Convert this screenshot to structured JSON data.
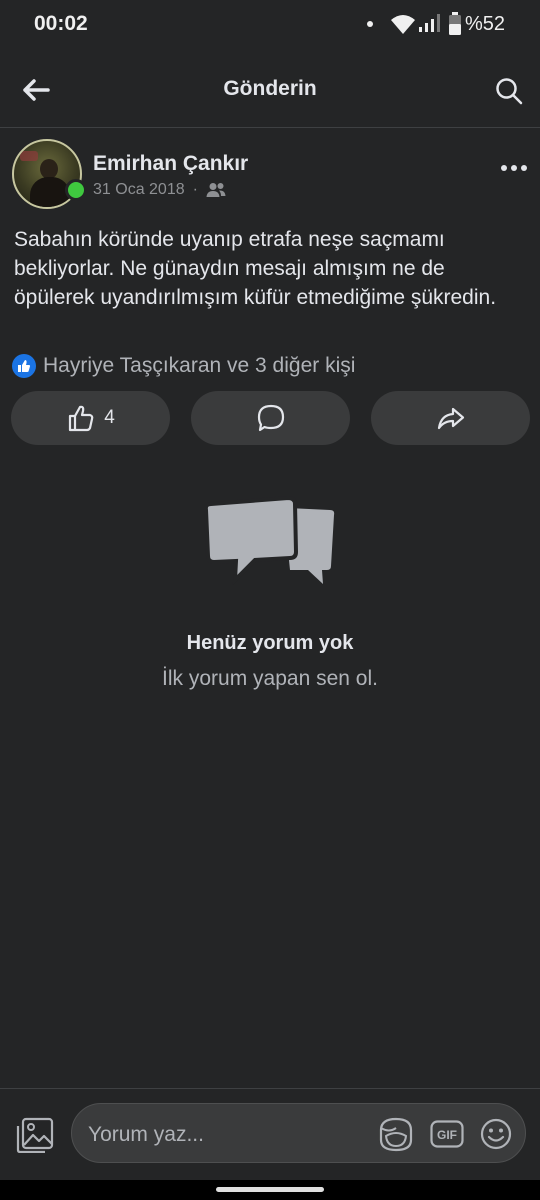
{
  "status_bar": {
    "time": "00:02",
    "battery": "%52"
  },
  "header": {
    "title": "Gönderin",
    "back_icon": "arrow-left-icon",
    "search_icon": "search-icon"
  },
  "post": {
    "author": "Emirhan Çankır",
    "date": "31 Oca 2018",
    "separator": "·",
    "audience_icon": "friends-icon",
    "online": true,
    "text": "Sabahın köründe uyanıp etrafa neşe saçmamı bekliyorlar. Ne günaydın mesajı almışım ne de öpülerek uyandırılmışım küfür etmediğime şükredin.",
    "reactions_text": "Hayriye Taşçıkaran ve 3 diğer kişi",
    "like_count": "4"
  },
  "actions": {
    "like_icon": "thumbs-up-icon",
    "comment_icon": "comment-bubble-icon",
    "share_icon": "share-arrow-icon"
  },
  "empty_comments": {
    "title": "Henüz yorum yok",
    "subtitle": "İlk yorum yapan sen ol."
  },
  "composer": {
    "placeholder": "Yorum yaz...",
    "photo_icon": "photo-icon",
    "sticker_icon": "sticker-icon",
    "gif_label": "GIF",
    "emoji_icon": "emoji-icon"
  },
  "colors": {
    "background": "#242526",
    "button_bg": "#3a3b3c",
    "like_badge": "#1b74e4",
    "online": "#3fc83f"
  }
}
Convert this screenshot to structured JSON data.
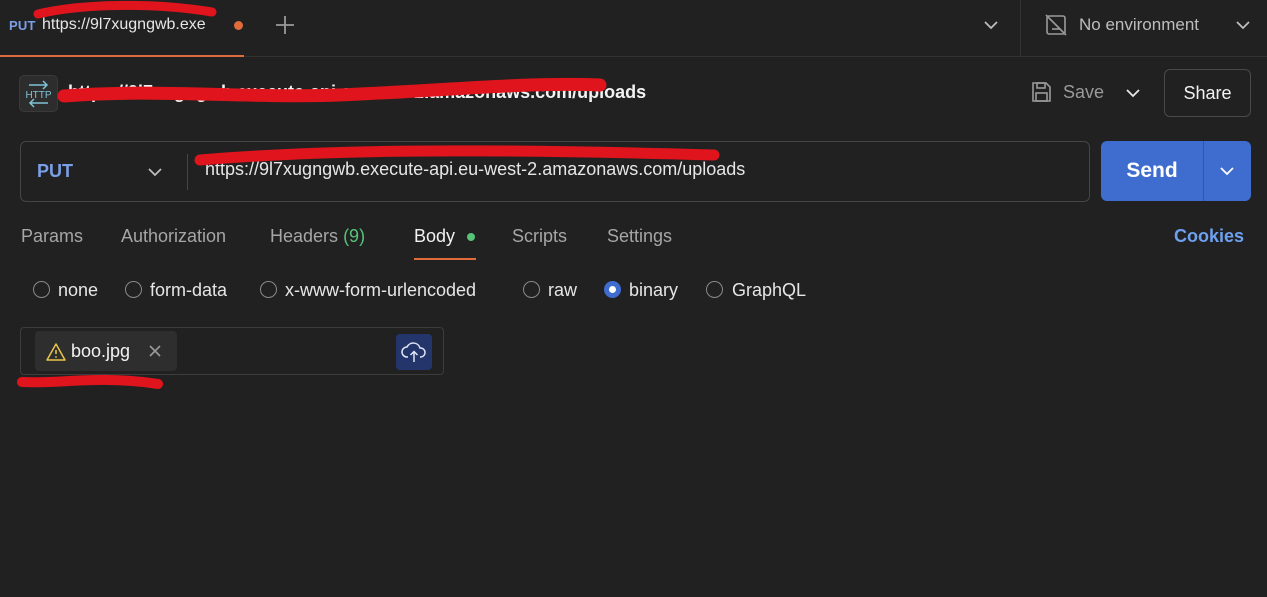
{
  "tab": {
    "method": "PUT",
    "title": "https://9l7xugngwb.exe",
    "unsaved_dot_color": "#e06c3c",
    "new_tab_icon": "plus-icon",
    "tabs_menu_icon": "chevron-down-icon"
  },
  "environment": {
    "icon": "no-environment-icon",
    "label": "No environment",
    "chevron_icon": "chevron-down-icon"
  },
  "request": {
    "badge": "HTTP",
    "name": "https://9l7xugngwb.execute-api.eu-west-2.amazonaws.com/uploads",
    "save_label": "Save",
    "share_label": "Share"
  },
  "url_bar": {
    "method": "PUT",
    "url": "https://9l7xugngwb.execute-api.eu-west-2.amazonaws.com/uploads",
    "send_label": "Send"
  },
  "request_tabs": {
    "params": "Params",
    "authorization": "Authorization",
    "headers": "Headers",
    "headers_count": "(9)",
    "body": "Body",
    "scripts": "Scripts",
    "settings": "Settings",
    "cookies": "Cookies"
  },
  "body_types": {
    "options": [
      "none",
      "form-data",
      "x-www-form-urlencoded",
      "raw",
      "binary",
      "GraphQL"
    ],
    "selected": "binary"
  },
  "file": {
    "name": "boo.jpg",
    "warning_icon": "warning-icon",
    "remove_icon": "close-icon",
    "upload_icon": "cloud-upload-icon"
  },
  "colors": {
    "background": "#212121",
    "accent": "#3f6ccf",
    "method": "#7b9fe6",
    "active_tab_underline": "#e06c3c",
    "success": "#57c27a",
    "redaction": "#e0141c"
  }
}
- - -
Output the full set of records above without changing a word, and drop the images.

=== SOLUTION TO THIS PROBLEM ===
Convert this screenshot to structured JSON data.
{
  "status_bar": {
    "time": "00:02",
    "battery": "%52"
  },
  "header": {
    "title": "Gönderin",
    "back_icon": "arrow-left-icon",
    "search_icon": "search-icon"
  },
  "post": {
    "author": "Emirhan Çankır",
    "date": "31 Oca 2018",
    "separator": "·",
    "audience_icon": "friends-icon",
    "online": true,
    "text": "Sabahın köründe uyanıp etrafa neşe saçmamı bekliyorlar. Ne günaydın mesajı almışım ne de öpülerek uyandırılmışım küfür etmediğime şükredin.",
    "reactions_text": "Hayriye Taşçıkaran ve 3 diğer kişi",
    "like_count": "4"
  },
  "actions": {
    "like_icon": "thumbs-up-icon",
    "comment_icon": "comment-bubble-icon",
    "share_icon": "share-arrow-icon"
  },
  "empty_comments": {
    "title": "Henüz yorum yok",
    "subtitle": "İlk yorum yapan sen ol."
  },
  "composer": {
    "placeholder": "Yorum yaz...",
    "photo_icon": "photo-icon",
    "sticker_icon": "sticker-icon",
    "gif_label": "GIF",
    "emoji_icon": "emoji-icon"
  },
  "colors": {
    "background": "#242526",
    "button_bg": "#3a3b3c",
    "like_badge": "#1b74e4",
    "online": "#3fc83f"
  }
}
Convert this screenshot to structured JSON data.
{
  "tab": {
    "method": "PUT",
    "title": "https://9l7xugngwb.exe",
    "unsaved_dot_color": "#e06c3c",
    "new_tab_icon": "plus-icon",
    "tabs_menu_icon": "chevron-down-icon"
  },
  "environment": {
    "icon": "no-environment-icon",
    "label": "No environment",
    "chevron_icon": "chevron-down-icon"
  },
  "request": {
    "badge": "HTTP",
    "name": "https://9l7xugngwb.execute-api.eu-west-2.amazonaws.com/uploads",
    "save_label": "Save",
    "share_label": "Share"
  },
  "url_bar": {
    "method": "PUT",
    "url": "https://9l7xugngwb.execute-api.eu-west-2.amazonaws.com/uploads",
    "send_label": "Send"
  },
  "request_tabs": {
    "params": "Params",
    "authorization": "Authorization",
    "headers": "Headers",
    "headers_count": "(9)",
    "body": "Body",
    "scripts": "Scripts",
    "settings": "Settings",
    "cookies": "Cookies"
  },
  "body_types": {
    "options": [
      "none",
      "form-data",
      "x-www-form-urlencoded",
      "raw",
      "binary",
      "GraphQL"
    ],
    "selected": "binary"
  },
  "file": {
    "name": "boo.jpg",
    "warning_icon": "warning-icon",
    "remove_icon": "close-icon",
    "upload_icon": "cloud-upload-icon"
  },
  "colors": {
    "background": "#212121",
    "accent": "#3f6ccf",
    "method": "#7b9fe6",
    "active_tab_underline": "#e06c3c",
    "success": "#57c27a",
    "redaction": "#e0141c"
  }
}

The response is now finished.